--- WRITTEN PROBLEM ---
Word for word, give the material below again, minus any images.

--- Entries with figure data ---
--*--

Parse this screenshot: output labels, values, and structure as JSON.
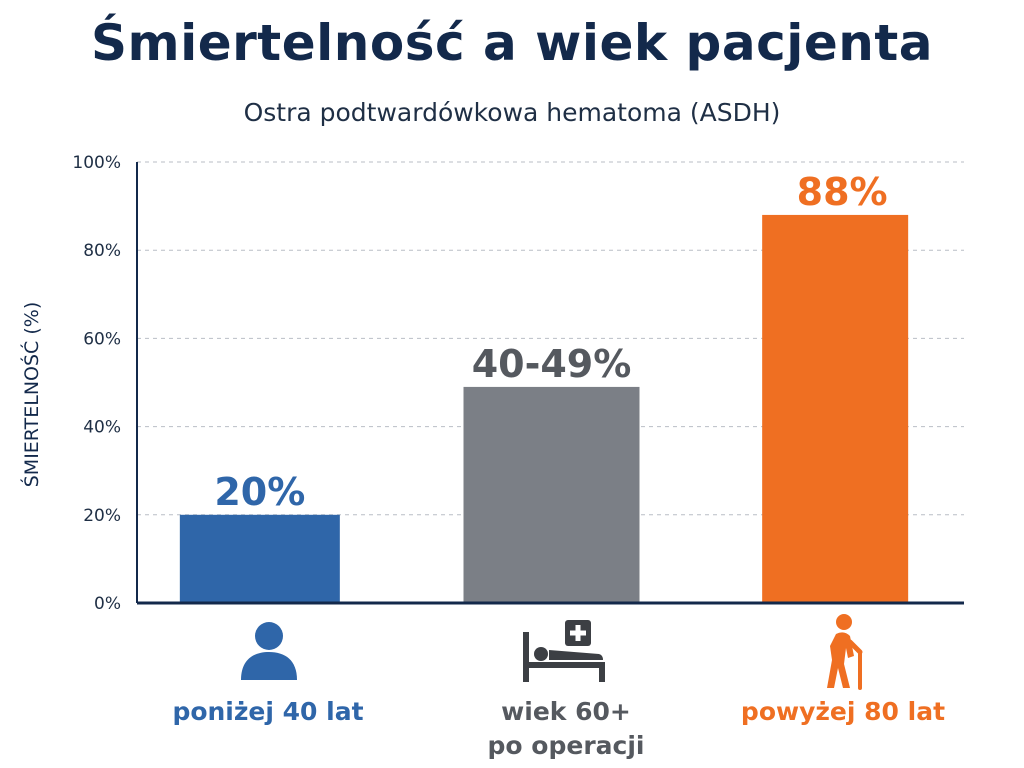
{
  "chart_data": {
    "type": "bar",
    "title": "Śmiertelność a wiek pacjenta",
    "subtitle": "Ostra podtwardówkowa hematoma (ASDH)",
    "ylabel": "ŚMIERTELNOŚĆ (%)",
    "xlabel": "",
    "ylim": [
      0,
      100
    ],
    "yticks": [
      0,
      20,
      40,
      60,
      80,
      100
    ],
    "ytick_labels": [
      "0%",
      "20%",
      "40%",
      "60%",
      "80%",
      "100%"
    ],
    "grid": true,
    "categories": [
      "poniżej 40 lat",
      "wiek 60+ po operacji",
      "powyżej 80 lat"
    ],
    "category_lines": [
      [
        "poniżej 40 lat"
      ],
      [
        "wiek 60+",
        "po operacji"
      ],
      [
        "powyżej 80 lat"
      ]
    ],
    "values": [
      20,
      49,
      88
    ],
    "value_labels": [
      "20%",
      "40-49%",
      "88%"
    ],
    "colors": [
      "#2f66a9",
      "#7b7f86",
      "#ef6f22"
    ],
    "label_colors": [
      "#2f66a9",
      "#55595f",
      "#ef6f22"
    ],
    "icons": [
      "person-icon",
      "hospital-bed-icon",
      "elderly-person-icon"
    ]
  }
}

--*--

--- TASK OUTPUT ---
Parse this screenshot: output labels, values, and structure as JSON.
{
  "chart_data": {
    "type": "bar",
    "title": "Śmiertelność a wiek pacjenta",
    "subtitle": "Ostra podtwardówkowa hematoma (ASDH)",
    "ylabel": "ŚMIERTELNOŚĆ (%)",
    "xlabel": "",
    "ylim": [
      0,
      100
    ],
    "yticks": [
      0,
      20,
      40,
      60,
      80,
      100
    ],
    "ytick_labels": [
      "0%",
      "20%",
      "40%",
      "60%",
      "80%",
      "100%"
    ],
    "grid": true,
    "categories": [
      "poniżej 40 lat",
      "wiek 60+ po operacji",
      "powyżej 80 lat"
    ],
    "category_lines": [
      [
        "poniżej 40 lat"
      ],
      [
        "wiek 60+",
        "po operacji"
      ],
      [
        "powyżej 80 lat"
      ]
    ],
    "values": [
      20,
      49,
      88
    ],
    "value_labels": [
      "20%",
      "40-49%",
      "88%"
    ],
    "colors": [
      "#2f66a9",
      "#7b7f86",
      "#ef6f22"
    ],
    "label_colors": [
      "#2f66a9",
      "#55595f",
      "#ef6f22"
    ],
    "icons": [
      "person-icon",
      "hospital-bed-icon",
      "elderly-person-icon"
    ]
  }
}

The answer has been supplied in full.